AIM – Each line that includes the word "而不同时期的" counts once; give the total and nothing more.

Some records:

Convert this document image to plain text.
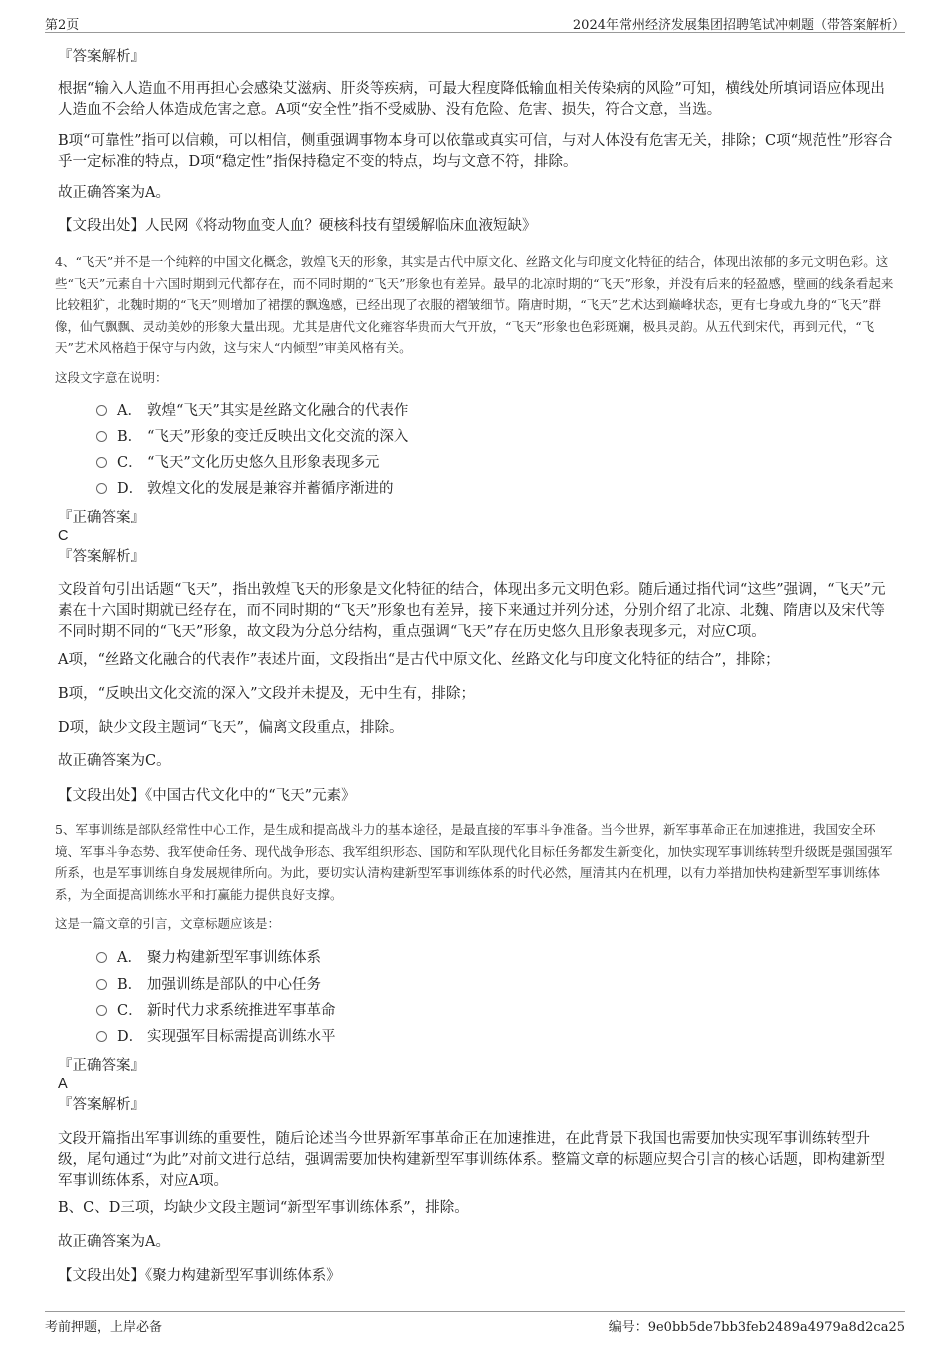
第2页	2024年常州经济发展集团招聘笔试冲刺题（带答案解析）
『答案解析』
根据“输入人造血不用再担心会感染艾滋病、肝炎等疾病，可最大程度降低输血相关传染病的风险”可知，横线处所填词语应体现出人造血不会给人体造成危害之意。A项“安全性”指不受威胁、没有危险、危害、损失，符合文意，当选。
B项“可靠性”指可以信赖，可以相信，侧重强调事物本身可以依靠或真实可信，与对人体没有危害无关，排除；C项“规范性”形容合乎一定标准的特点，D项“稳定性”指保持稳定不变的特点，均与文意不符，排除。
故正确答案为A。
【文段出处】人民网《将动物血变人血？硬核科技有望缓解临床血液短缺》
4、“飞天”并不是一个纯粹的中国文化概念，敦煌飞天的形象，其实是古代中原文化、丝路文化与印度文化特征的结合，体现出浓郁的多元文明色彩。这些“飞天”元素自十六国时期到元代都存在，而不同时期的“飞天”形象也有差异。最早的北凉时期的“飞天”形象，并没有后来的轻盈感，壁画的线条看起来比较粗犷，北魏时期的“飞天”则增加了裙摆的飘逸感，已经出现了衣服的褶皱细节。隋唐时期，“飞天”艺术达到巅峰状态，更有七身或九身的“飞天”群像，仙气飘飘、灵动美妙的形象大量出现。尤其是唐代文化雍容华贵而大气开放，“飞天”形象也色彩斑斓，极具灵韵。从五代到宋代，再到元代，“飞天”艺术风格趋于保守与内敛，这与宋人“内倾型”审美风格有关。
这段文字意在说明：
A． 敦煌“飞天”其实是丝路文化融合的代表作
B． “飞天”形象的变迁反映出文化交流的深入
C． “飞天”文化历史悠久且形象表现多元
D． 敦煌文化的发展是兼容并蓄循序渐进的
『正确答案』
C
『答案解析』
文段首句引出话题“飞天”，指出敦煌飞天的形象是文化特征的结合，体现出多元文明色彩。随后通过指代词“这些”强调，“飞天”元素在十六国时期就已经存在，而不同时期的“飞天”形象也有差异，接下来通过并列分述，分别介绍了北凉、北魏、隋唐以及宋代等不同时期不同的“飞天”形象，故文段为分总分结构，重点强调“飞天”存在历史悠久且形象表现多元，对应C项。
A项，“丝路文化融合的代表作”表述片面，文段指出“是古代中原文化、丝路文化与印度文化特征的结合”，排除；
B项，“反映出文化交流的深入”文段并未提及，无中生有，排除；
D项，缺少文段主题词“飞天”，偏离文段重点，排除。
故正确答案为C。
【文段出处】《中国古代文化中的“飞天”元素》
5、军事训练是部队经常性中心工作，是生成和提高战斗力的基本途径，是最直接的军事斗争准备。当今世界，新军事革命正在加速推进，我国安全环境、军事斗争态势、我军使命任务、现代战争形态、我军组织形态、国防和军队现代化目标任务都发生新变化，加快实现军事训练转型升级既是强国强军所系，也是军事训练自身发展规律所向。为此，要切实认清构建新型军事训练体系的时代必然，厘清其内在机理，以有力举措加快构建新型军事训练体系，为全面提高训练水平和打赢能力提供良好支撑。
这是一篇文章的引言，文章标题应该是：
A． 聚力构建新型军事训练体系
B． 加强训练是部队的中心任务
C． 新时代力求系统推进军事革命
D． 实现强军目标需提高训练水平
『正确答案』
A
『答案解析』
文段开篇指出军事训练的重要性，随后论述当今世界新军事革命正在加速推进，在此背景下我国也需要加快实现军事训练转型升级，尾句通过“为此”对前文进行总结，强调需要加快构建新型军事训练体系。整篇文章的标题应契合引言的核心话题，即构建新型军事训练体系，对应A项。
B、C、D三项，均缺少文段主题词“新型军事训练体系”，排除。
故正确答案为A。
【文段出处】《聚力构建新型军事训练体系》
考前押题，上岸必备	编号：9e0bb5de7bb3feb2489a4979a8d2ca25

==

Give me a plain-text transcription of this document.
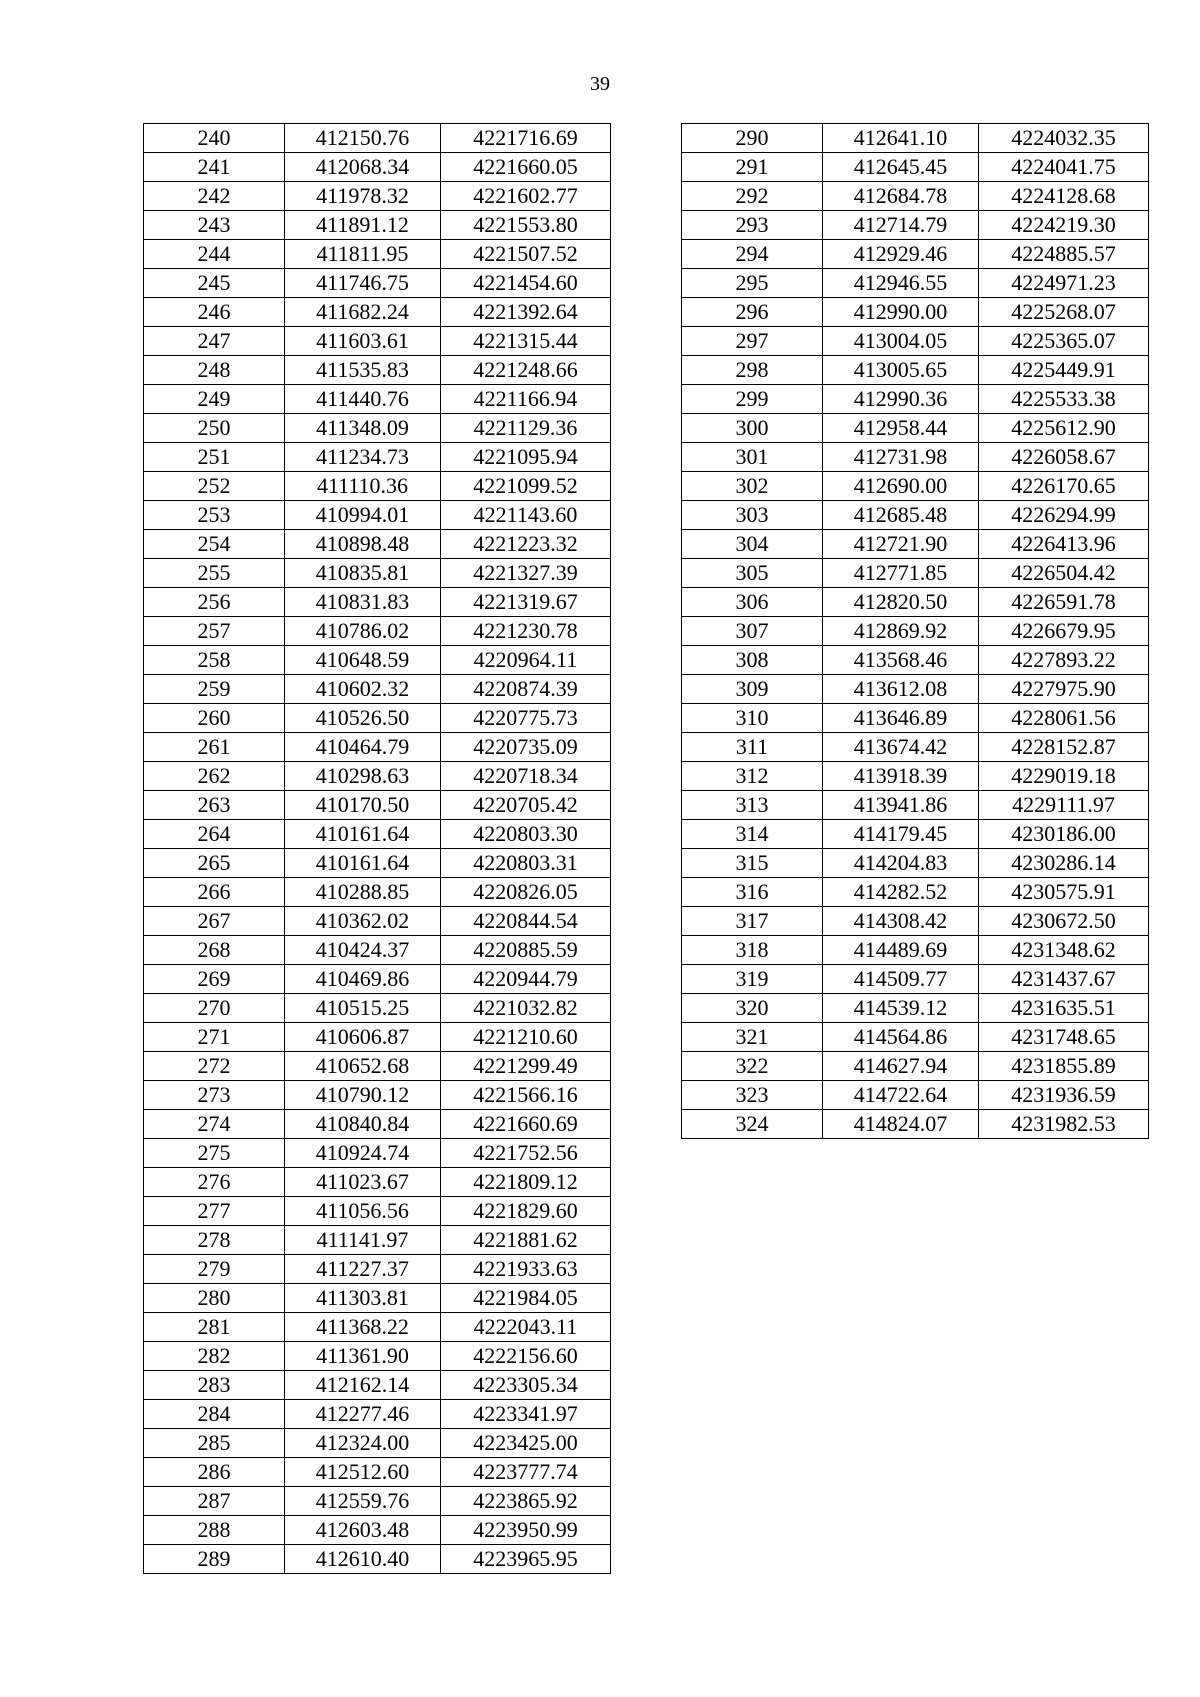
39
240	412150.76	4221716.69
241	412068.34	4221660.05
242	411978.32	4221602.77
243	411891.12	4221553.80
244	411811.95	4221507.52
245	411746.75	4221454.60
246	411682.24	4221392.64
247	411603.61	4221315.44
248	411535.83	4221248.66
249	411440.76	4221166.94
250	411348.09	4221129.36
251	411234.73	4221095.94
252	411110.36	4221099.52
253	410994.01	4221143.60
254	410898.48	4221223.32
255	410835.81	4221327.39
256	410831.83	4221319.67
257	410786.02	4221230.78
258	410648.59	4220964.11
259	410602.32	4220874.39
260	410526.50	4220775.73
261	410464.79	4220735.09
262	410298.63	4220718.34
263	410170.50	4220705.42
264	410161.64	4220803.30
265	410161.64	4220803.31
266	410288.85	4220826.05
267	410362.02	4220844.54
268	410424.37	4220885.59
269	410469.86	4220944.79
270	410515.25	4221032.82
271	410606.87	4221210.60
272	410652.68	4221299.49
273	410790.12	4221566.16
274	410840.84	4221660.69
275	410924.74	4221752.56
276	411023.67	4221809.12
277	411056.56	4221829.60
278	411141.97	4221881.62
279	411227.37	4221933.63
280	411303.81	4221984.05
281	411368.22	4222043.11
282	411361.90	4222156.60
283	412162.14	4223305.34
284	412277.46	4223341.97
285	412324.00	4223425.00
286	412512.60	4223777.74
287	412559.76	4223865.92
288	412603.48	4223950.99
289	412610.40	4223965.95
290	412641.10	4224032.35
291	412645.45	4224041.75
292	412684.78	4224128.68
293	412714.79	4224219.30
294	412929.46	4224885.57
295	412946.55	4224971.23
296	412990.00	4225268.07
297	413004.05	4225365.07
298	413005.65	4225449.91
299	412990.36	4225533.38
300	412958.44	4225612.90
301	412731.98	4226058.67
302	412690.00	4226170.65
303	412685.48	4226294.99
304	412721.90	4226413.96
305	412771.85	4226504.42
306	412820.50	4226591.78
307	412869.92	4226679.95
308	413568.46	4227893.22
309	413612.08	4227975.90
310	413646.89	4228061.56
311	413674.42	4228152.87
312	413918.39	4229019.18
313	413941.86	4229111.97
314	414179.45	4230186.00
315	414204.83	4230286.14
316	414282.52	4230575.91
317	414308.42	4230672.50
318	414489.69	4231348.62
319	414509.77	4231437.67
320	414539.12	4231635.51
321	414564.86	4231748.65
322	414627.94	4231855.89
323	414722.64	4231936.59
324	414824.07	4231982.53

RESPONSE TO THIS TASK – 2